_Requirements_
Determine how many lines contain the string "アメリカ", then reply with that figure only.
....................
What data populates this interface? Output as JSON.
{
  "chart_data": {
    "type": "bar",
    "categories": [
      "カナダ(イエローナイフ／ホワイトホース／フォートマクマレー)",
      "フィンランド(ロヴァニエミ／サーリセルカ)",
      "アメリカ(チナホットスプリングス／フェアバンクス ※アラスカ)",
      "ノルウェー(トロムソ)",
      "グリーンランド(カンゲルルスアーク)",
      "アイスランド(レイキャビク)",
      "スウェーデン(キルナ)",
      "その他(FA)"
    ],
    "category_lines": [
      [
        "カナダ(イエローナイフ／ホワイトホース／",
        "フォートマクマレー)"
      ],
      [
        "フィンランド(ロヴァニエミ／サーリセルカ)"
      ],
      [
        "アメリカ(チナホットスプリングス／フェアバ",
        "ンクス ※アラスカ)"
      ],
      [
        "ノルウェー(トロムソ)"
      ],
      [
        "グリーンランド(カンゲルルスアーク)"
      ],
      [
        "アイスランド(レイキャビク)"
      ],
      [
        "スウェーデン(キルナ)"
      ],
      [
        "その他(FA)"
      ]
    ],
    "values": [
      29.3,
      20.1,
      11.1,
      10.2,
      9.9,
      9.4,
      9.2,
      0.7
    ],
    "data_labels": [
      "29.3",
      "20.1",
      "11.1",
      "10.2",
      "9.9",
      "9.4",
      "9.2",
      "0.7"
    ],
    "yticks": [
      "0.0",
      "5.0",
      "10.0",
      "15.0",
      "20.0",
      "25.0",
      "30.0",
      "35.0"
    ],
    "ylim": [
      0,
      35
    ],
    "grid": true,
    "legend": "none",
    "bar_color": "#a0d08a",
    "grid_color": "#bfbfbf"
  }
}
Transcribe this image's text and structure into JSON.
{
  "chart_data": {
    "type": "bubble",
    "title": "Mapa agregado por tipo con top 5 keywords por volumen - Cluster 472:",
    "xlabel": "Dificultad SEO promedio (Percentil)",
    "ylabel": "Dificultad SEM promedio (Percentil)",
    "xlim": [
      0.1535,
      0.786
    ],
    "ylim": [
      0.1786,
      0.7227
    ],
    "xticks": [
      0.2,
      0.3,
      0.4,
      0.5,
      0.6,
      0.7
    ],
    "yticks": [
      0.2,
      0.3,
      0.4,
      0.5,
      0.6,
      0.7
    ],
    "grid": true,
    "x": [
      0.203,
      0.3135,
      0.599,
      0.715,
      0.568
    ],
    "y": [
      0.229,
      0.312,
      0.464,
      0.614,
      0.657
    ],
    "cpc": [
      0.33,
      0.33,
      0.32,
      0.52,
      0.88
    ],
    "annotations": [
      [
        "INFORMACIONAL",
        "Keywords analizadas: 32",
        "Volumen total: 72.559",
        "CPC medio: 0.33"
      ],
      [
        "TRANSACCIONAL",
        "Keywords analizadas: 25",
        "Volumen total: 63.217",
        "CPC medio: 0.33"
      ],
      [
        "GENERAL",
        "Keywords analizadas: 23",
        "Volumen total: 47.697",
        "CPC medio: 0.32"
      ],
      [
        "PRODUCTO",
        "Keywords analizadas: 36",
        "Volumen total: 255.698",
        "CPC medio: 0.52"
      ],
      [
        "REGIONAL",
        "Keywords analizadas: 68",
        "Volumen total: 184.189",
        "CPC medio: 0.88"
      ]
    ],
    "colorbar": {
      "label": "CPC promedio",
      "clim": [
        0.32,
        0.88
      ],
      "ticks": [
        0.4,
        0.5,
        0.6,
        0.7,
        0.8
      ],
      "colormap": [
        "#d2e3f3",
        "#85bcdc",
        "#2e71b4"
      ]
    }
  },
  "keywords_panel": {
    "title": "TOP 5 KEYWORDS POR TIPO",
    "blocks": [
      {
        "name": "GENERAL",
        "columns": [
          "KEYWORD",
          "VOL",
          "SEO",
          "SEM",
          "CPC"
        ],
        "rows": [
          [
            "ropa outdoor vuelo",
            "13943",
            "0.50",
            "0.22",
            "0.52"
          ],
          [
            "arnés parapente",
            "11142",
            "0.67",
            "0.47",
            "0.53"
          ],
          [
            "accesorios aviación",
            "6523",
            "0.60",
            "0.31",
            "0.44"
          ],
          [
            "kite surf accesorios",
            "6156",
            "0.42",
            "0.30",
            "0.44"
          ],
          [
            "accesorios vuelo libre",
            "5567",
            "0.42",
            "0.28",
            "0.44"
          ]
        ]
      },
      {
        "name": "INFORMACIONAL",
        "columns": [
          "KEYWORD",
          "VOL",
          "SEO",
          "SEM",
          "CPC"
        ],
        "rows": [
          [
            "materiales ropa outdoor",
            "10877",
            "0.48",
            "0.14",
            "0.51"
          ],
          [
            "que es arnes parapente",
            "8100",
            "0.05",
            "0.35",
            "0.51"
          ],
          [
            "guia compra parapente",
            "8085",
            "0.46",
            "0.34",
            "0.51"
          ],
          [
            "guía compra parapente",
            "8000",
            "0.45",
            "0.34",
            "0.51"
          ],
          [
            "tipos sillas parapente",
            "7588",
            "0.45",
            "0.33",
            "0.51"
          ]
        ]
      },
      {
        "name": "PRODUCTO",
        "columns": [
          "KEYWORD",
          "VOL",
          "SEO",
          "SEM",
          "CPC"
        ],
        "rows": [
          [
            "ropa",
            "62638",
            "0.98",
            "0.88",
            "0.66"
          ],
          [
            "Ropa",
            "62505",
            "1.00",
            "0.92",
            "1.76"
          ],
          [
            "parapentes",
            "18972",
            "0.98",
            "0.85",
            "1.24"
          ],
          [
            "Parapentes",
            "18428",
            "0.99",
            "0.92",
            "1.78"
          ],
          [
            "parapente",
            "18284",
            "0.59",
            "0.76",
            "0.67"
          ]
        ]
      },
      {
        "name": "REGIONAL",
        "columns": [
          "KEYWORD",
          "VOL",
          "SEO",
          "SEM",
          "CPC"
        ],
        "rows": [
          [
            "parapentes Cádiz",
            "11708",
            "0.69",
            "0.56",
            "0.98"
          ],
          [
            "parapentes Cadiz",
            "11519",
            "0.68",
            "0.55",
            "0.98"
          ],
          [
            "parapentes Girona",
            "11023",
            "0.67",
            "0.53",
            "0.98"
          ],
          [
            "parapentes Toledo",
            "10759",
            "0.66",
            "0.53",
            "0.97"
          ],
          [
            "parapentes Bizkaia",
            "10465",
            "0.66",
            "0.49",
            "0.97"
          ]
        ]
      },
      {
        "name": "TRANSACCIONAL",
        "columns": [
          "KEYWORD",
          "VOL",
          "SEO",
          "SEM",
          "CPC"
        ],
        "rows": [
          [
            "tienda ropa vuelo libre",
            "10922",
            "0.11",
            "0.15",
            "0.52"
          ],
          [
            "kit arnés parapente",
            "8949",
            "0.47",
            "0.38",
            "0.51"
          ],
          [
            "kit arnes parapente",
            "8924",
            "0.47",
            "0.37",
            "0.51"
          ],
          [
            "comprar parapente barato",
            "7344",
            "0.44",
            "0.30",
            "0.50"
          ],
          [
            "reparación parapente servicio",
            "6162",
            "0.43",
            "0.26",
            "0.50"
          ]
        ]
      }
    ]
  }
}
....................
_Solution for this task_
2